* **LISTED RECORDS**:

---------------

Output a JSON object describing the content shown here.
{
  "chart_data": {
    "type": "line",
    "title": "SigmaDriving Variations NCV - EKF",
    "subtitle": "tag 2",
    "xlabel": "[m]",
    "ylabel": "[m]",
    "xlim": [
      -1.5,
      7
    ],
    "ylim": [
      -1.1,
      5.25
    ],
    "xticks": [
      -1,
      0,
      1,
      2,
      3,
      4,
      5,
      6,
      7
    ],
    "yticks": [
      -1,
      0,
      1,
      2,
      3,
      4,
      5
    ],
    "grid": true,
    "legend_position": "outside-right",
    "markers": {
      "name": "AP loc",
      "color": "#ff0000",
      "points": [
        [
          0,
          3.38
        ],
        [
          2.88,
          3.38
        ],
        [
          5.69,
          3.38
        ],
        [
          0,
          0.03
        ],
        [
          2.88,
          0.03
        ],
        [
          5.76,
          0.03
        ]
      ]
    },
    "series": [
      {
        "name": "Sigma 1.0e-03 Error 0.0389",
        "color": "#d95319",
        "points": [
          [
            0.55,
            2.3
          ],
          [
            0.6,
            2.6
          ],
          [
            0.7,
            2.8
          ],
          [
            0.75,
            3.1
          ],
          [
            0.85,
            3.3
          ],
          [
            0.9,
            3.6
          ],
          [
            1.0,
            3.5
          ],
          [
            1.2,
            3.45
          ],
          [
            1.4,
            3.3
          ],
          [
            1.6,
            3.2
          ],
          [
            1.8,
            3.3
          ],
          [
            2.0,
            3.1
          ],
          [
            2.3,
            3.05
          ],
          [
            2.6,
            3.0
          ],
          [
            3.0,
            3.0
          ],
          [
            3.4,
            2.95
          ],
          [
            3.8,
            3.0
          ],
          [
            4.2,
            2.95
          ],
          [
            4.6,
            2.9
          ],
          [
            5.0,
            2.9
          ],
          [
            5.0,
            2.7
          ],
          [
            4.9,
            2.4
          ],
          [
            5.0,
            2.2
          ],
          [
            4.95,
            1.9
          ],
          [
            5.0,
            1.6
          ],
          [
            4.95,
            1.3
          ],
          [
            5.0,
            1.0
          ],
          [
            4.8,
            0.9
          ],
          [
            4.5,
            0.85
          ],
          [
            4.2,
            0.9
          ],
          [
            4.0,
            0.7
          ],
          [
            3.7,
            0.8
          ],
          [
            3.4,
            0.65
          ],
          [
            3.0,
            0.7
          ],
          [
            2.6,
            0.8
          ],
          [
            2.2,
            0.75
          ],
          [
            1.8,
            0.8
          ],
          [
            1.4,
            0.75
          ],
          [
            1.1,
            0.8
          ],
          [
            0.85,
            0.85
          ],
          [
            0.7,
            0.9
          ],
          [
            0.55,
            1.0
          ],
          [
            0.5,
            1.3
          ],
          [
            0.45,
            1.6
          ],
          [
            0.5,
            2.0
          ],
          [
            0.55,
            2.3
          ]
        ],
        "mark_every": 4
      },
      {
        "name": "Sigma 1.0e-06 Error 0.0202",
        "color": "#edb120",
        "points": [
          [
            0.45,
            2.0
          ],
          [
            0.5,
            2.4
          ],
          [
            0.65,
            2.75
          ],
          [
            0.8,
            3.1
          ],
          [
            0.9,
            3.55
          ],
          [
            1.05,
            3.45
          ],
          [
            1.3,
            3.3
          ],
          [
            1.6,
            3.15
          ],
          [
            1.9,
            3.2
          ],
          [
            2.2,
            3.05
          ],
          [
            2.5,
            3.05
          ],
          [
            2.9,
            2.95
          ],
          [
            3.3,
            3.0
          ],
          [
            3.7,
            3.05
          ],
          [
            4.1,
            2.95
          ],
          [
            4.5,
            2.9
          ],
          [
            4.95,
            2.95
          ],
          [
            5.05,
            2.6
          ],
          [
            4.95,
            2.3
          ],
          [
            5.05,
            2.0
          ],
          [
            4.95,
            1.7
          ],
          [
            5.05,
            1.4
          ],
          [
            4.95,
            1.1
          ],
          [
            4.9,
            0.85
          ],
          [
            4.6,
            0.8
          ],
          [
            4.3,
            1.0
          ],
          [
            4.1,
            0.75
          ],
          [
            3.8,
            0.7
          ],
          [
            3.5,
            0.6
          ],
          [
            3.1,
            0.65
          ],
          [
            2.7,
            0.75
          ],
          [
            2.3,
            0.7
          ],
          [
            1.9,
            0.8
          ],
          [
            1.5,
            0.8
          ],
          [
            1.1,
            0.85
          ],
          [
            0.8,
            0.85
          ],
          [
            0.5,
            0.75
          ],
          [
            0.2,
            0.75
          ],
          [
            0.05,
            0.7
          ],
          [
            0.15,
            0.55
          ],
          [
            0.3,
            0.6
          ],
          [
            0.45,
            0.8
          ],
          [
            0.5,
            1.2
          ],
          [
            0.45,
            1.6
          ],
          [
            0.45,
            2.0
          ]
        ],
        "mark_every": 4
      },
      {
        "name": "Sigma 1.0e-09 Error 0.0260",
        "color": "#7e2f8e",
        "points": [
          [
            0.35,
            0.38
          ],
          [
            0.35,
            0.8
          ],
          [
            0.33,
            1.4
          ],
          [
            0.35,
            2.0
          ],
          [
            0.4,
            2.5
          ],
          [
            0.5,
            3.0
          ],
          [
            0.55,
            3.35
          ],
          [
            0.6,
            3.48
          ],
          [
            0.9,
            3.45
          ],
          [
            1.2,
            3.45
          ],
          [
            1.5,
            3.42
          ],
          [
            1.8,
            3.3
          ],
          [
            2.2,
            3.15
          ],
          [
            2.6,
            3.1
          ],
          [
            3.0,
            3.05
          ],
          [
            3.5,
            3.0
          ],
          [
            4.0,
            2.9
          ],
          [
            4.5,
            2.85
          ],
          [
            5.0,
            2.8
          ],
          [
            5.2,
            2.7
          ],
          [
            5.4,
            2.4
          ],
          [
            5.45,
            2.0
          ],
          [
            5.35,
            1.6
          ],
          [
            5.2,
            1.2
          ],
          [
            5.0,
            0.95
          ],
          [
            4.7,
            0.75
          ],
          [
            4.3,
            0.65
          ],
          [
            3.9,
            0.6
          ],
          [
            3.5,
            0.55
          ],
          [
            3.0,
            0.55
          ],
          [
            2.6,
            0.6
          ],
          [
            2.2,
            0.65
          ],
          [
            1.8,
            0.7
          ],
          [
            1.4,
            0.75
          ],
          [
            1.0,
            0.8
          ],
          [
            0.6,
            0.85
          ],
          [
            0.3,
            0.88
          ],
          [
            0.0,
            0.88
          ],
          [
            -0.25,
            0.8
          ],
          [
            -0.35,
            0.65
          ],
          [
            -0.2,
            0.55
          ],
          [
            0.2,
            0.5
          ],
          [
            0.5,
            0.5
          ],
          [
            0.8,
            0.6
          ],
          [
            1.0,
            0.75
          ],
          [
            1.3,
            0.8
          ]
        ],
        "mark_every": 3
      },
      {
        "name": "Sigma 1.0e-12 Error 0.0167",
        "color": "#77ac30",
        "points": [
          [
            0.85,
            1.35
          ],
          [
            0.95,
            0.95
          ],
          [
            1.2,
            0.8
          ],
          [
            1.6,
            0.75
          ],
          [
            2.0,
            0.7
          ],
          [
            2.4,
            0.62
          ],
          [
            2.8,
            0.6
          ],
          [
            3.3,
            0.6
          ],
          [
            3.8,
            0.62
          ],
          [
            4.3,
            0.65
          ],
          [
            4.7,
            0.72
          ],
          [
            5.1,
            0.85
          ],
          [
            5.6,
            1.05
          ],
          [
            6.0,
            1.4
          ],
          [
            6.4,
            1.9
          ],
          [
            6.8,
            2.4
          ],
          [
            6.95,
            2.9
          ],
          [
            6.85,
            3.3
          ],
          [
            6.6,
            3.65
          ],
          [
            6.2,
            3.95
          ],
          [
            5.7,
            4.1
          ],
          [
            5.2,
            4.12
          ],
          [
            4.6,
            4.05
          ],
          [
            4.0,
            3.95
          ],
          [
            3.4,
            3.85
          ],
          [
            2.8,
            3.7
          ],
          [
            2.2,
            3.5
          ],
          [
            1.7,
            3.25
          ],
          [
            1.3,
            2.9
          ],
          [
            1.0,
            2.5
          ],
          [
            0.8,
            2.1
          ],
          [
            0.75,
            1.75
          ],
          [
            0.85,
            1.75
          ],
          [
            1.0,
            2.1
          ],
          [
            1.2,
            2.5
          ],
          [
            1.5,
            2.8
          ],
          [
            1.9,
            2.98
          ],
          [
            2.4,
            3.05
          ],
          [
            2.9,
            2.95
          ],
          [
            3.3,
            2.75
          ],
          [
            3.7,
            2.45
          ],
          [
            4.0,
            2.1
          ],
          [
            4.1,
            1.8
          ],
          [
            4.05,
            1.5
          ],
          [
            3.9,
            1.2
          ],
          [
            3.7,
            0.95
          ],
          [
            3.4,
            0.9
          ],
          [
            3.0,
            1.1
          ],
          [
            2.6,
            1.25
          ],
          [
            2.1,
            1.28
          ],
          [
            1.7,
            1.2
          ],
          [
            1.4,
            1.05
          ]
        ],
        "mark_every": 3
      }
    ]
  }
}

---------------

* **DO THIS**:
Pull every line containing the word "name" out of the material.

* **TASK SOLUTION**:
      "name": "AP loc",
        "name": "Sigma 1.0e-03 Error 0.0389",
        "name": "Sigma 1.0e-06 Error 0.0202",
        "name": "Sigma 1.0e-09 Error 0.0260",
        "name": "Sigma 1.0e-12 Error 0.0167",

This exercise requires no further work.